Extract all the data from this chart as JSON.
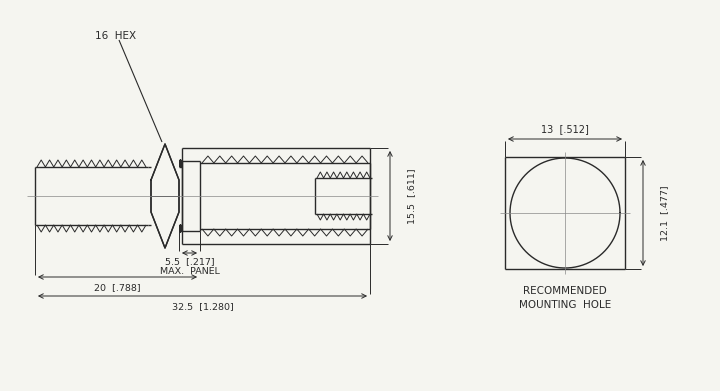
{
  "bg_color": "#f5f5f0",
  "line_color": "#2a2a2a",
  "dim_color": "#2a2a2a",
  "text_color": "#2a2a2a",
  "fig_width": 7.2,
  "fig_height": 3.91,
  "labels": {
    "hex": "16  HEX",
    "dim_15_5": "15.5  [.611]",
    "dim_5_5": "5.5  [.217]",
    "max_panel": "MAX.  PANEL",
    "dim_20": "20  [.788]",
    "dim_32_5": "32.5  [1.280]",
    "dim_13": "13  [.512]",
    "dim_12_1": "12.1  [.477]",
    "rec_mount1": "RECOMMENDED",
    "rec_mount2": "MOUNTING  HOLE"
  }
}
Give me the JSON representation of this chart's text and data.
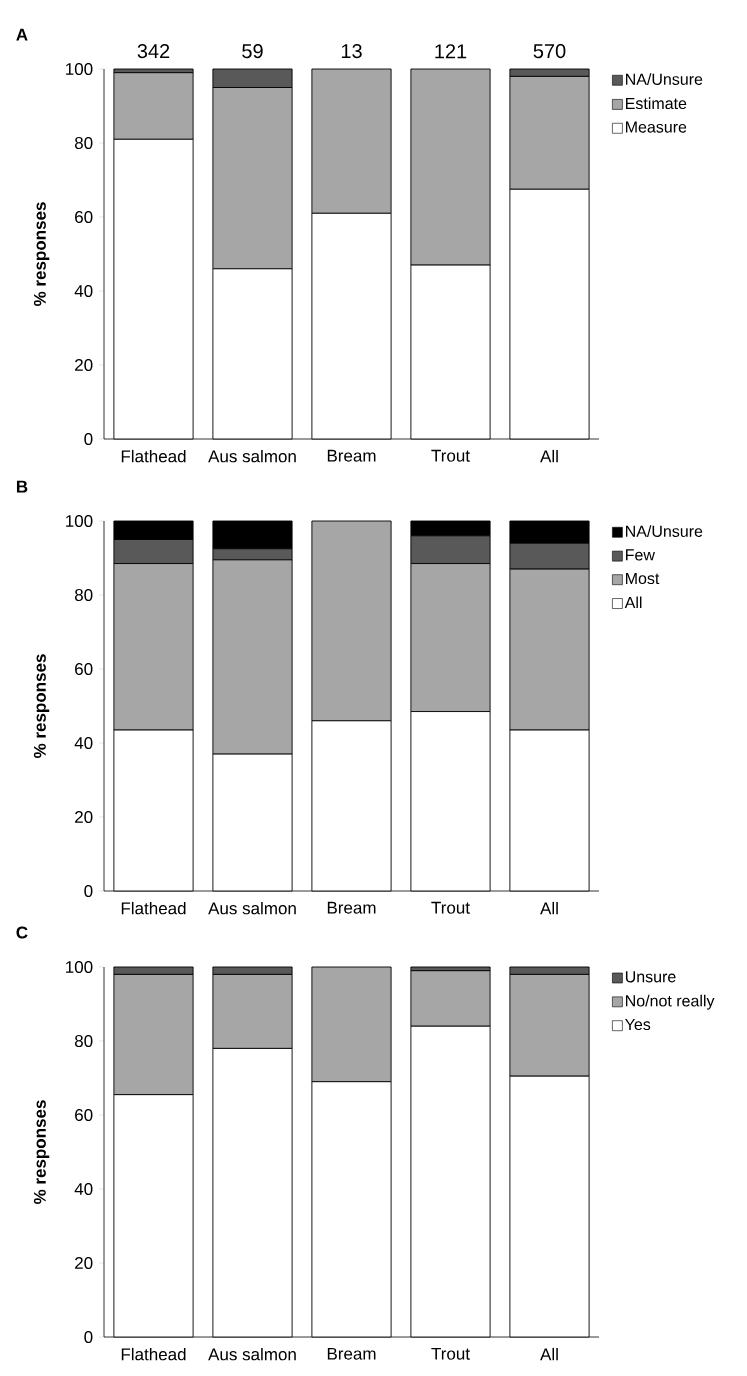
{
  "chart_data": [
    {
      "type": "bar",
      "title": "A",
      "ylabel": "% responses",
      "stacked": true,
      "legend": "top right",
      "categories": [
        "Flathead",
        "Aus salmon",
        "Bream",
        "Trout",
        "All"
      ],
      "series": [
        {
          "name": "Measure",
          "color": "#ffffff",
          "values": [
            81,
            46,
            61,
            47,
            67.5
          ]
        },
        {
          "name": "Estimate",
          "color": "#a6a6a6",
          "values": [
            18,
            49,
            39,
            53,
            30.5
          ]
        },
        {
          "name": "NA/Unsure",
          "color": "#595959",
          "values": [
            1,
            5,
            0,
            0,
            2
          ]
        }
      ],
      "ylim": [
        0,
        100
      ],
      "yticks": [
        0,
        20,
        40,
        60,
        80,
        100
      ],
      "annotations": [
        "342",
        "59",
        "13",
        "121",
        "570"
      ]
    },
    {
      "type": "bar",
      "title": "B",
      "ylabel": "% responses",
      "stacked": true,
      "legend": "top right",
      "categories": [
        "Flathead",
        "Aus salmon",
        "Bream",
        "Trout",
        "All"
      ],
      "series": [
        {
          "name": "All",
          "color": "#ffffff",
          "values": [
            43.5,
            37,
            46,
            48.5,
            43.5
          ]
        },
        {
          "name": "Most",
          "color": "#a6a6a6",
          "values": [
            45,
            52.5,
            54,
            40,
            43.5
          ]
        },
        {
          "name": "Few",
          "color": "#595959",
          "values": [
            6.5,
            3,
            0,
            7.5,
            7
          ]
        },
        {
          "name": "NA/Unsure",
          "color": "#000000",
          "values": [
            5,
            7.5,
            0,
            4,
            6
          ]
        }
      ],
      "ylim": [
        0,
        100
      ],
      "yticks": [
        0,
        20,
        40,
        60,
        80,
        100
      ]
    },
    {
      "type": "bar",
      "title": "C",
      "ylabel": "% responses",
      "stacked": true,
      "legend": "top right",
      "categories": [
        "Flathead",
        "Aus salmon",
        "Bream",
        "Trout",
        "All"
      ],
      "series": [
        {
          "name": "Yes",
          "color": "#ffffff",
          "values": [
            65.5,
            78,
            69,
            84,
            70.5
          ]
        },
        {
          "name": "No/not really",
          "color": "#a6a6a6",
          "values": [
            32.5,
            20,
            31,
            15,
            27.5
          ]
        },
        {
          "name": "Unsure",
          "color": "#595959",
          "values": [
            2,
            2,
            0,
            1,
            2
          ]
        }
      ],
      "ylim": [
        0,
        100
      ],
      "yticks": [
        0,
        20,
        40,
        60,
        80,
        100
      ]
    }
  ]
}
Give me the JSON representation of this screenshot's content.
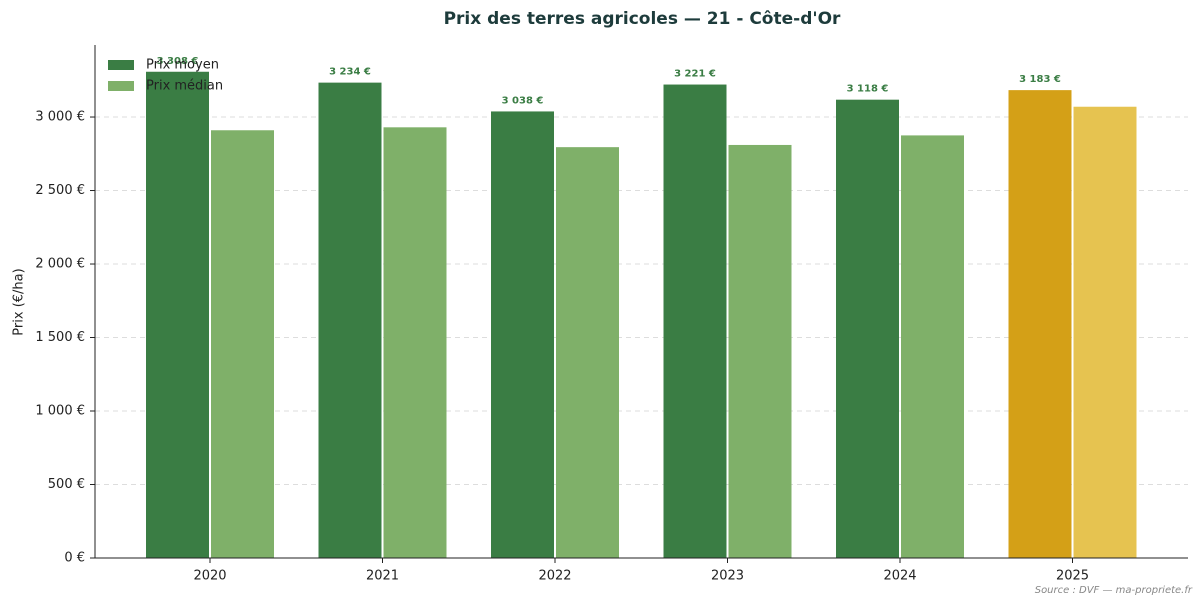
{
  "chart_data": {
    "type": "bar",
    "title": "Prix des terres agricoles — 21 - Côte-d'Or",
    "y_label": "Prix (€/ha)",
    "source": "Source : DVF — ma-propriete.fr",
    "categories": [
      "2020",
      "2021",
      "2022",
      "2023",
      "2024",
      "2025"
    ],
    "series": [
      {
        "name": "Prix moyen",
        "color": "#3a7d44",
        "colors": [
          "#3a7d44",
          "#3a7d44",
          "#3a7d44",
          "#3a7d44",
          "#3a7d44",
          "#d4a017"
        ],
        "values": [
          3308,
          3234,
          3038,
          3221,
          3118,
          3183
        ],
        "value_labels": [
          "3 308 €",
          "3 234 €",
          "3 038 €",
          "3 221 €",
          "3 118 €",
          "3 183 €"
        ]
      },
      {
        "name": "Prix médian",
        "color": "#7fb069",
        "colors": [
          "#7fb069",
          "#7fb069",
          "#7fb069",
          "#7fb069",
          "#7fb069",
          "#e6c350"
        ],
        "values": [
          2910,
          2930,
          2795,
          2810,
          2875,
          3070
        ]
      }
    ],
    "ylim": [
      0,
      3490
    ],
    "yticks": [
      {
        "value": 0,
        "label": "0 €"
      },
      {
        "value": 500,
        "label": "500 €"
      },
      {
        "value": 1000,
        "label": "1 000 €"
      },
      {
        "value": 1500,
        "label": "1 500 €"
      },
      {
        "value": 2000,
        "label": "2 000 €"
      },
      {
        "value": 2500,
        "label": "2 500 €"
      },
      {
        "value": 3000,
        "label": "3 000 €"
      }
    ],
    "grid": true,
    "legend": "upper left"
  }
}
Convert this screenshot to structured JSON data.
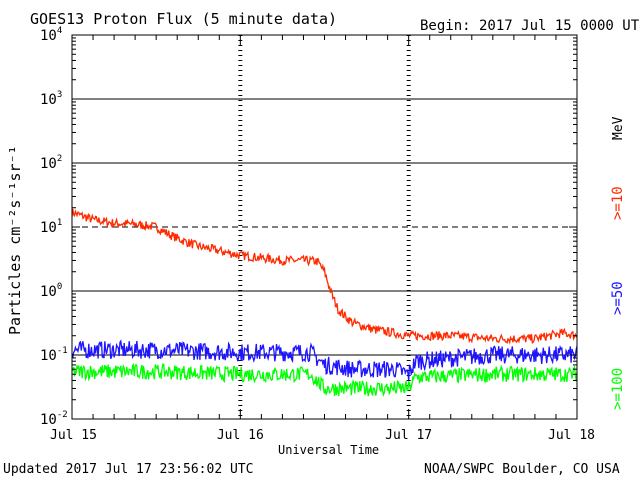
{
  "header": {
    "title": "GOES13 Proton Flux (5 minute data)",
    "begin": "Begin: 2017 Jul 15 0000 UTC"
  },
  "footer": {
    "updated": "Updated 2017 Jul 17 23:56:02 UTC",
    "credit": "NOAA/SWPC Boulder, CO USA"
  },
  "axis_labels": {
    "xlabel": "Universal Time",
    "ylabel": "Particles cm⁻²s⁻¹sr⁻¹",
    "units": "MeV"
  },
  "chart_data": {
    "type": "line",
    "title": "GOES13 Proton Flux (5 minute data)",
    "xlabel": "Universal Time",
    "ylabel": "Particles cm-2 s-1 sr-1",
    "y_scale": "log",
    "ylim": [
      0.01,
      10000
    ],
    "xlim": [
      "2017-07-15 00:00",
      "2017-07-18 00:00"
    ],
    "x_ticks": [
      "Jul 15",
      "Jul 16",
      "Jul 17",
      "Jul 18"
    ],
    "y_ticks": [
      {
        "label": "10",
        "exp": "-2",
        "value": 0.01
      },
      {
        "label": "10",
        "exp": "-1",
        "value": 0.1
      },
      {
        "label": "10",
        "exp": "0",
        "value": 1
      },
      {
        "label": "10",
        "exp": "1",
        "value": 10
      },
      {
        "label": "10",
        "exp": "2",
        "value": 100
      },
      {
        "label": "10",
        "exp": "3",
        "value": 1000
      },
      {
        "label": "10",
        "exp": "4",
        "value": 10000
      }
    ],
    "grid": {
      "solid_lines": [
        0.1,
        1,
        100,
        1000
      ],
      "dashed_lines": [
        10
      ],
      "vertical": "dashed at day boundaries"
    },
    "legend_placement": "right, vertical",
    "series": [
      {
        "name": ">=10",
        "color": "#ff2a00",
        "points": [
          [
            "2017-07-15 00:00",
            17
          ],
          [
            "2017-07-15 03:00",
            13
          ],
          [
            "2017-07-15 06:00",
            11.5
          ],
          [
            "2017-07-15 09:00",
            11
          ],
          [
            "2017-07-15 12:00",
            10
          ],
          [
            "2017-07-15 14:00",
            7.5
          ],
          [
            "2017-07-15 16:00",
            6
          ],
          [
            "2017-07-15 18:00",
            5
          ],
          [
            "2017-07-15 20:00",
            4.5
          ],
          [
            "2017-07-15 22:00",
            4
          ],
          [
            "2017-07-16 00:00",
            3.6
          ],
          [
            "2017-07-16 03:00",
            3.3
          ],
          [
            "2017-07-16 06:00",
            3.0
          ],
          [
            "2017-07-16 09:00",
            3.0
          ],
          [
            "2017-07-16 11:00",
            2.9
          ],
          [
            "2017-07-16 12:00",
            2.0
          ],
          [
            "2017-07-16 13:00",
            0.9
          ],
          [
            "2017-07-16 14:00",
            0.5
          ],
          [
            "2017-07-16 16:00",
            0.32
          ],
          [
            "2017-07-16 19:00",
            0.25
          ],
          [
            "2017-07-16 22:00",
            0.22
          ],
          [
            "2017-07-17 00:00",
            0.2
          ],
          [
            "2017-07-17 06:00",
            0.2
          ],
          [
            "2017-07-17 12:00",
            0.18
          ],
          [
            "2017-07-17 18:00",
            0.18
          ],
          [
            "2017-07-17 22:00",
            0.22
          ],
          [
            "2017-07-18 00:00",
            0.2
          ]
        ]
      },
      {
        "name": ">=50",
        "color": "#1e14ff",
        "points": [
          [
            "2017-07-15 00:00",
            0.12
          ],
          [
            "2017-07-15 12:00",
            0.12
          ],
          [
            "2017-07-16 00:00",
            0.11
          ],
          [
            "2017-07-16 10:00",
            0.11
          ],
          [
            "2017-07-16 12:00",
            0.07
          ],
          [
            "2017-07-16 16:00",
            0.06
          ],
          [
            "2017-07-16 22:00",
            0.06
          ],
          [
            "2017-07-17 00:00",
            0.05
          ],
          [
            "2017-07-17 01:00",
            0.08
          ],
          [
            "2017-07-17 12:00",
            0.1
          ],
          [
            "2017-07-18 00:00",
            0.1
          ]
        ]
      },
      {
        "name": ">=100",
        "color": "#00ff00",
        "points": [
          [
            "2017-07-15 00:00",
            0.055
          ],
          [
            "2017-07-15 12:00",
            0.055
          ],
          [
            "2017-07-16 00:00",
            0.05
          ],
          [
            "2017-07-16 10:00",
            0.05
          ],
          [
            "2017-07-16 12:00",
            0.03
          ],
          [
            "2017-07-17 00:00",
            0.03
          ],
          [
            "2017-07-17 01:00",
            0.045
          ],
          [
            "2017-07-17 12:00",
            0.05
          ],
          [
            "2017-07-18 00:00",
            0.05
          ]
        ]
      }
    ],
    "legend": [
      {
        "label": ">=10",
        "color": "#ff2a00"
      },
      {
        "label": ">=50",
        "color": "#1e14ff"
      },
      {
        "label": ">=100",
        "color": "#00ff00"
      }
    ]
  }
}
━━━━━━━━━━━━━━━━
* **PROBLEM STATEMENT**
Pick out all lines containing the string "Particles".

* **CORRECT RESULT**
    "ylabel": "Particles cm⁻²s⁻¹sr⁻¹",
    "ylabel": "Particles cm-2 s-1 sr-1",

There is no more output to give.